--- START OF LISTED RECORDS ---

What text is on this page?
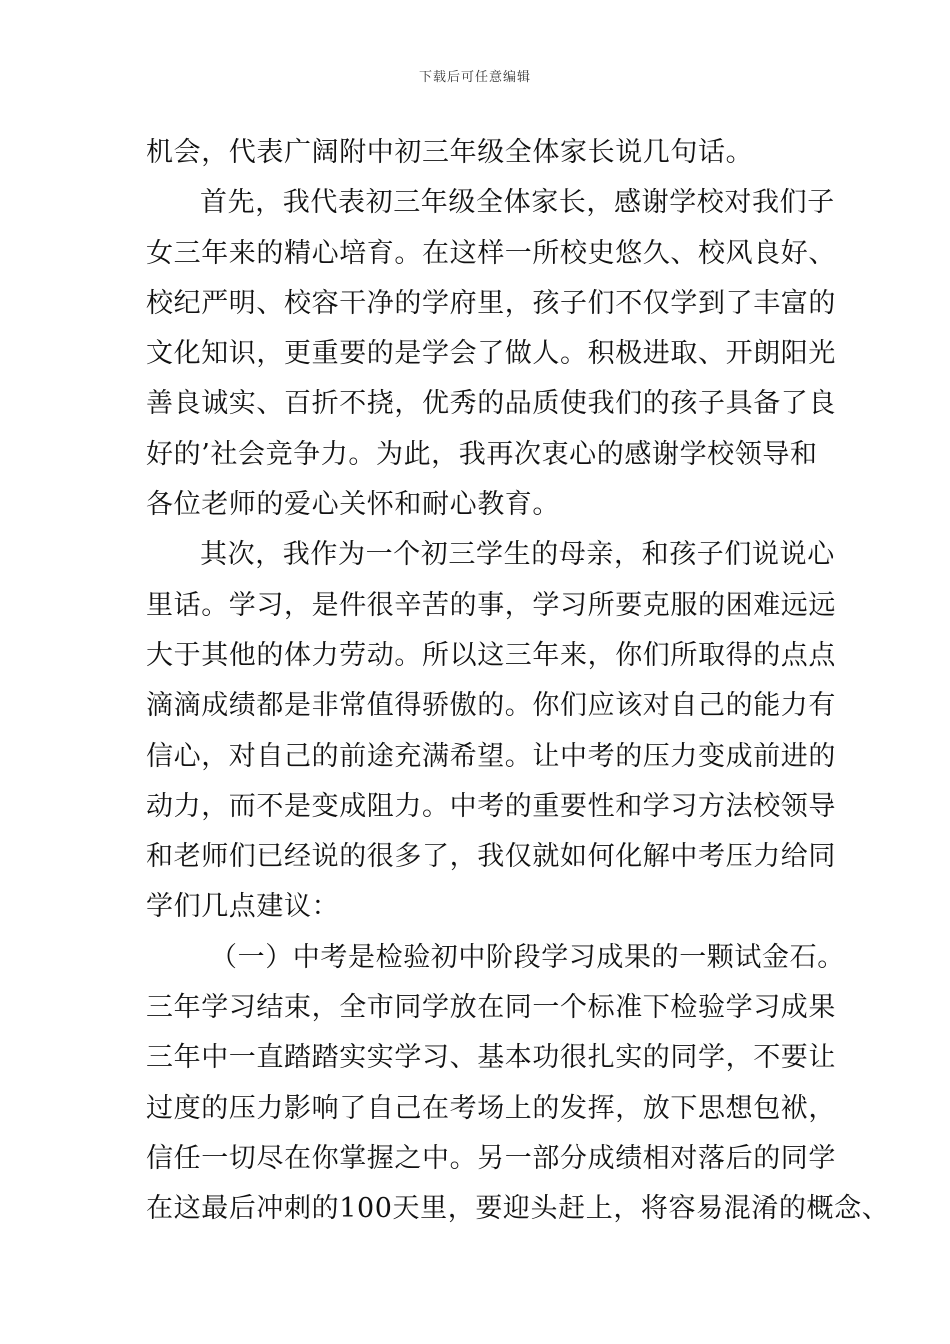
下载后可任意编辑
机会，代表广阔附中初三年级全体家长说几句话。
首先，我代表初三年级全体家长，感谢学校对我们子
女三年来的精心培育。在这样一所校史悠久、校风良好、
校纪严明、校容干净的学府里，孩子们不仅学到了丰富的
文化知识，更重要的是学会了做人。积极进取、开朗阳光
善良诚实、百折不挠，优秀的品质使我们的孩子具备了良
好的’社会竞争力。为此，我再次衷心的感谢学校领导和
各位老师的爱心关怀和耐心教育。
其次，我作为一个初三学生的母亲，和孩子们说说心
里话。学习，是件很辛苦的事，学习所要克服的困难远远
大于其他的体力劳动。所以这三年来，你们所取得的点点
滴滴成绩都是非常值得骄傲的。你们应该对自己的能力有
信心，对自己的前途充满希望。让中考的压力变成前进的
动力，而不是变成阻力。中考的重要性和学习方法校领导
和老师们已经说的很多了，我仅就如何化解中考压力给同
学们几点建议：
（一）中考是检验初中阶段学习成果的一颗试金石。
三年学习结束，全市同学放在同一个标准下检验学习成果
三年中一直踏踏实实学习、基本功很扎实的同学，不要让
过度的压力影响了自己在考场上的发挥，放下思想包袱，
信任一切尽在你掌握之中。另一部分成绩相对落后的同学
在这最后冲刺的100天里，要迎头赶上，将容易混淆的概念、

--- END OF LISTED RECORDS ---

# EXERCISE
Quote each record exactly as it stands, minus the pictures.

# ANSWER FOR THIS EXERCISE
What text is on this page?
下载后可任意编辑
机会，代表广阔附中初三年级全体家长说几句话。
首先，我代表初三年级全体家长，感谢学校对我们子
女三年来的精心培育。在这样一所校史悠久、校风良好、
校纪严明、校容干净的学府里，孩子们不仅学到了丰富的
文化知识，更重要的是学会了做人。积极进取、开朗阳光
善良诚实、百折不挠，优秀的品质使我们的孩子具备了良
好的’社会竞争力。为此，我再次衷心的感谢学校领导和
各位老师的爱心关怀和耐心教育。
其次，我作为一个初三学生的母亲，和孩子们说说心
里话。学习，是件很辛苦的事，学习所要克服的困难远远
大于其他的体力劳动。所以这三年来，你们所取得的点点
滴滴成绩都是非常值得骄傲的。你们应该对自己的能力有
信心，对自己的前途充满希望。让中考的压力变成前进的
动力，而不是变成阻力。中考的重要性和学习方法校领导
和老师们已经说的很多了，我仅就如何化解中考压力给同
学们几点建议：
（一）中考是检验初中阶段学习成果的一颗试金石。
三年学习结束，全市同学放在同一个标准下检验学习成果
三年中一直踏踏实实学习、基本功很扎实的同学，不要让
过度的压力影响了自己在考场上的发挥，放下思想包袱，
信任一切尽在你掌握之中。另一部分成绩相对落后的同学
在这最后冲刺的100天里，要迎头赶上，将容易混淆的概念、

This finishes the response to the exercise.